- **Kaynak metin**

"""

Merhaba bugün sizlere Kastamonulu bir iş kadının başarı öyküsüyle geldim. Okuyacaklarınız karşısında şaşırabilir, gurur duyabilir, silkelenebilir, tarıma merak sarabilir, sıra bende diyebilir veya bunu bize niye okuttun Elif diye bana yazabilirsiniz.
İyi okumalar…
Sevim Özsoy atalık tohuma sahip çıkmış, alanında çok güzel başarılara imza atmış olan tarım insanı bir girişimci… Tabii bunları duyunca ilk akla gelen soruyu hemen soruyorum. Atalık tohum fikri nasıl ortaya çıktı sevgili Sevim Hanım?
Merhaba, ilk bir TV programında Kastamonu siyezinin çok değerli ve az olduğu gözüme çarpmıştı. Daha sonra incelediğimde siyezin tadını insanların bilmemesi, işlenme zorluğu ve kıraç arazilerde randımanı düşük bir buğday muamelesi görmesi, bir de hayvan yemi olarak kullanılması nedeniyle insanların dikkatini çekmediğini ve bunun onu yapısını koruduğuna şahit oldum. Bu durum belki de siyezin bugüne kadar yapısının değişmemesinin en belirgin özelliğiydi.
Siyezle tanışmanız bir farkındalıkla başlamış ve bu farkındalık sizi oradan alıp uzun soluklu bir maratona çıkarmış anladığım kadarıyla… Ülkemizde tarımdan insanların vazgeçtiği bir dönemde siz tarıma başlamışsınız. Hem de ileriyi gören kadın bir çiftçi olarak… Peki şimdi merak ettiğim bu yolculuğun, duraklarını bize anlatır mısınız?

"""

- **Kayıtlı veriler**
"""

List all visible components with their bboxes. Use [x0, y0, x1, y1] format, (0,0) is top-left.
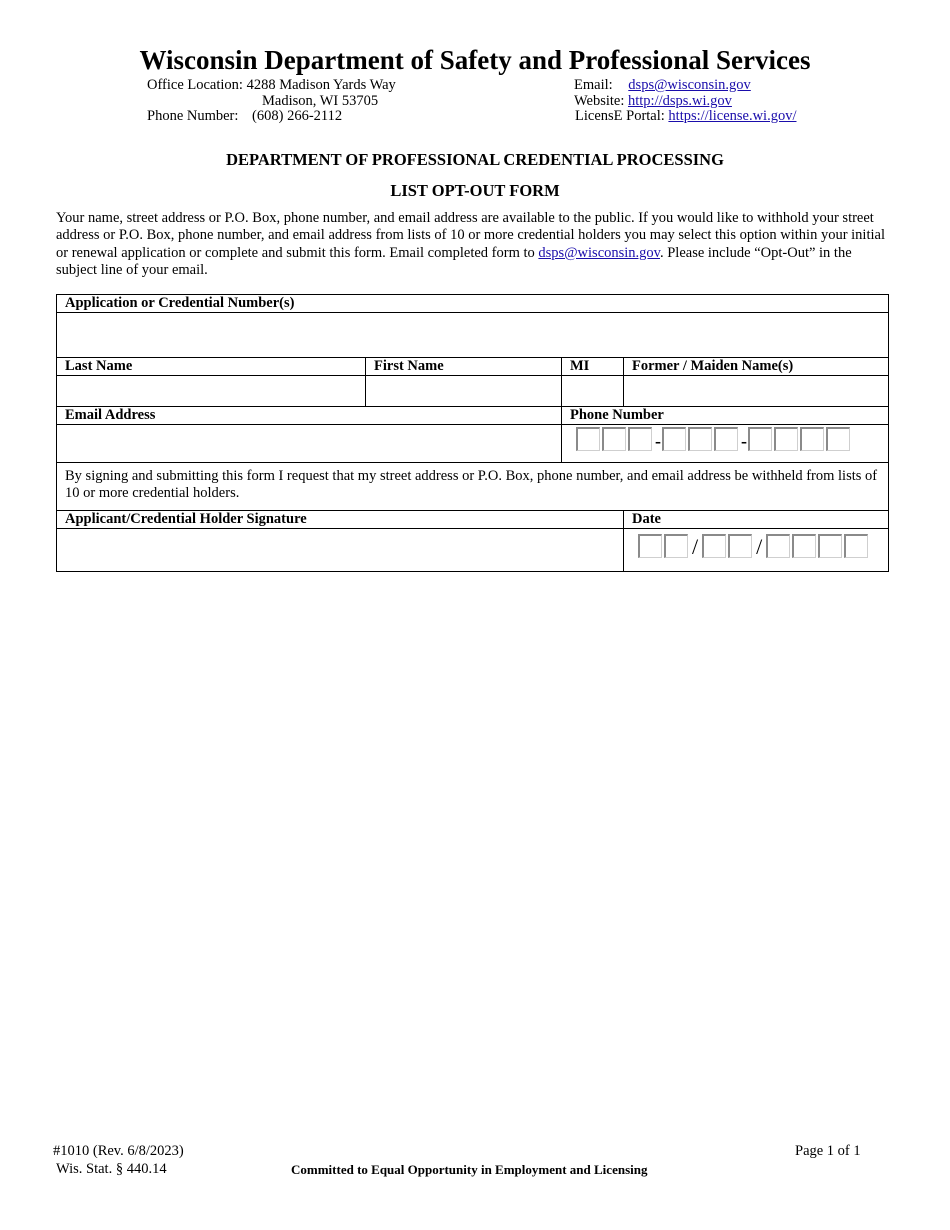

"""

- **Görev tanımı**
Atalık tohum söyleşisinden "Siyezle tanışmanız bir" sözleriyle başlayıp "bize anlatır mısınız?" sözleriyle biten bölümü hiçbir değişiklik yapmadan yazın.

- **Tamamlanan görev**
Siyezle tanışmanız bir farkındalıkla başlamış ve bu farkındalık sizi oradan alıp uzun soluklu bir maratona çıkarmış anladığım kadarıyla… Ülkemizde tarımdan insanların vazgeçtiği bir dönemde siz tarıma başlamışsınız. Hem de ileriyi gören kadın bir çiftçi olarak… Peki şimdi merak ettiğim bu yolculuğun, duraklarını bize anlatır mısınız?